Collected data

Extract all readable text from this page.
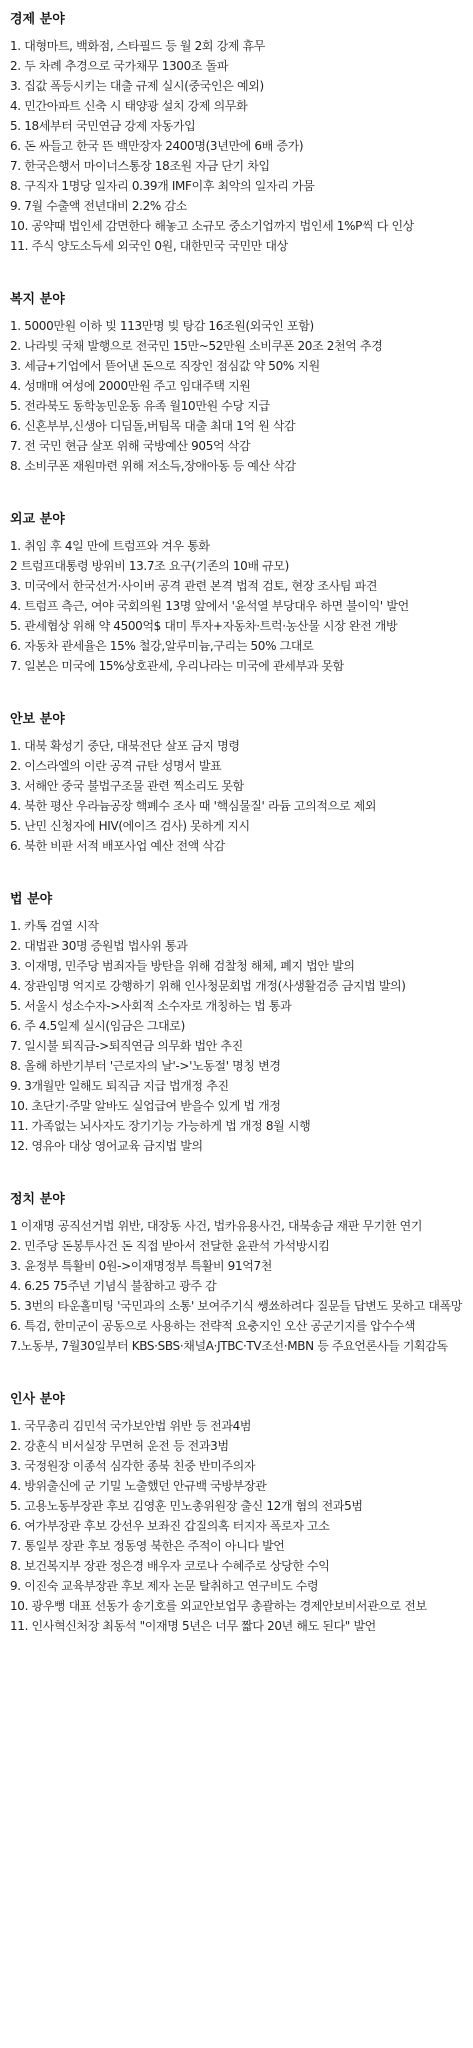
경제 분야

1. 대형마트, 백화점, 스타필드 등 월 2회 강제 휴무

2. 두 차례 추경으로 국가채무 1300조 돌파

3. 집값 폭등시키는 대출 규제 실시(중국인은 예외)

4. 민간아파트 신축 시 태양광 설치 강제 의무화

5. 18세부터 국민연금 강제 자동가입

6. 돈 싸들고 한국 뜬 백만장자 2400명(3년만에 6배 증가)

7. 한국은행서 마이너스통장 18조원 자금 단기 차입

8. 구직자 1명당 일자리 0.39개 IMF이후 최악의 일자리 가뭄

9. 7월 수출액 전년대비 2.2% 감소

10. 공약때 법인세 감면한다 해놓고 소규모 중소기업까지 법인세 1%P씩 다 인상

11. 주식 양도소득세 외국인 0원, 대한민국 국민만 대상

복지 분야

1. 5000만원 이하 빚 113만명 빚 탕감 16조원(외국인 포함)

2. 나라빚 국채 발행으로 전국민 15만~52만원 소비쿠폰 20조 2천억 추경

3. 세금+기업에서 뜯어낸 돈으로 직장인 점심값 약 50% 지원

4. 성매매 여성에 2000만원 주고 임대주택 지원

5. 전라북도 동학농민운동 유족 월10만원 수당 지급

6. 신혼부부,신생아 디딤돌,버팀목 대출 최대 1억 원 삭감

7. 전 국민 현금 살포 위해 국방예산 905억 삭감

8. 소비쿠폰 재원마련 위해 저소득,장애아동 등 예산 삭감

외교 분야

1. 취임 후 4일 만에 트럼프와 겨우 통화

2 트럼프대통령 방위비 13.7조 요구(기존의 10배 규모)

3. 미국에서 한국선거·사이버 공격 관련 본격 법적 검토, 현장 조사팀 파견

4. 트럼프 측근, 여야 국회의원 13명 앞에서 '윤석열 부당대우 하면 불이익' 발언

5. 관세협상 위해 약 4500억$ 대미 투자+자동차·트럭·농산물 시장 완전 개방

6. 자동차 관세율은 15% 철강,알루미늄,구리는 50% 그대로

7. 일본은 미국에 15%상호관세, 우리나라는 미국에 관세부과 못함

안보 분야

1. 대북 확성기 중단, 대북전단 살포 금지 명령

2. 이스라엘의 이란 공격 규탄 성명서 발표

3. 서해안 중국 불법구조물 관련 찍소리도 못함

4. 북한 평산 우라늄공장 핵폐수 조사 때 '핵심물질' 라듐 고의적으로 제외

5. 난민 신청자에 HIV(에이즈 검사) 못하게 지시

6. 북한 비판 서적 배포사업 예산 전액 삭감

법 분야

1. 카톡 검열 시작

2. 대법관 30명 증원법 법사위 통과

3. 이재명, 민주당 범죄자들 방탄을 위해 검찰청 해체, 폐지 법안 발의

4. 장관임명 억지로 강행하기 위해 인사청문회법 개정(사생활검증 금지법 발의)

5. 서울시 성소수자->사회적 소수자로 개칭하는 법 통과

6. 주 4.5일제 실시(임금은 그대로)

7. 일시불 퇴직금->퇴직연금 의무화 법안 추진

8. 올해 하반기부터 '근로자의 날'->'노동절' 명칭 변경

9. 3개월만 일해도 퇴직금 지급 법개정 추진

10. 초단기·주말 알바도 실업급여 받을수 있게 법 개정

11. 가족없는 뇌사자도 장기기능 가능하게 법 개정 8월 시행

12. 영유아 대상 영어교육 금지법 발의

정치 분야

1 이재명 공직선거법 위반, 대장동 사건, 법카유용사건, 대북송금 재판 무기한 연기

2. 민주당 돈봉투사건 돈 직접 받아서 전달한 윤관석 가석방시킴

3. 윤정부 특활비 0원->이재명정부 특활비 91억7천

4. 6.25 75주년 기념식 불참하고 광주 감

5. 3번의 타운홀미팅 '국민과의 소통' 보여주기식 쌩쑈하려다 질문들 답변도 못하고 대폭망

6. 특검, 한미군이 공동으로 사용하는 전략적 요충지인 오산 공군기지를 압수수색

7.노동부, 7월30일부터 KBS·SBS·채널A·JTBC·TV조선·MBN 등 주요언론사들 기획감독

인사 분야

1. 국무총리 김민석 국가보안법 위반 등 전과4범

2. 강훈식 비서실장 무면허 운전 등 전과3범

3. 국정원장 이종석 심각한 종북 친중 반미주의자

4. 방위출신에 군 기밀 노출했던 안규백 국방부장관

5. 고용노동부장관 후보 김영훈 민노총위원장 출신 12개 혐의 전과5범

6. 여가부장관 후보 강선우 보좌진 갑질의혹 터지자 폭로자 고소

7. 통일부 장관 후보 정동영 북한은 주적이 아니다 발언

8. 보건복지부 장관 정은경 배우자 코로나 수혜주로 상당한 수익

9. 이진숙 교육부장관 후보 제자 논문 탈취하고 연구비도 수령

10. 광우뻥 대표 선동가 송기호를 외교안보업무 총괄하는 경제안보비서관으로 전보

11. 인사혁신처장 최동석 "이재명 5년은 너무 짧다 20년 해도 된다" 발언
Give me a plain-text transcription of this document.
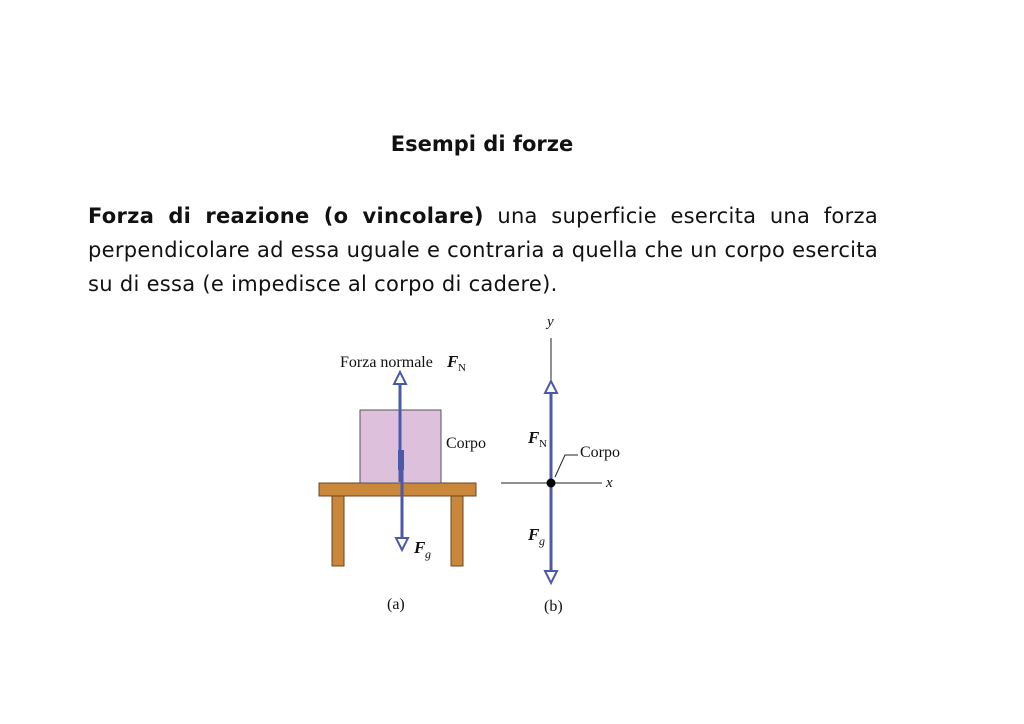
Esempi di forze
Forza di reazione (o vincolare) una superficie esercita una forza perpendicolare ad essa uguale e contraria a quella che un corpo esercita su di essa (e impedisce al corpo di cadere).
Forza normale F N
Corpo
F g
(a)
y
x
Corpo
F N
F g
(b)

What the exercise asks ▸ Output exactly the lines from the line with "Give me a plain-text" to the last line of the records, including both, and leave every picture out.

Full solution ▸
Give me a plain-text transcription of this document.
Esempi di forze
Forza di reazione (o vincolare) una superficie esercita una forza perpendicolare ad essa uguale e contraria a quella che un corpo esercita su di essa (e impedisce al corpo di cadere).
Forza normale F N
Corpo
F g
(a)
y
x
Corpo
F N
F g
(b)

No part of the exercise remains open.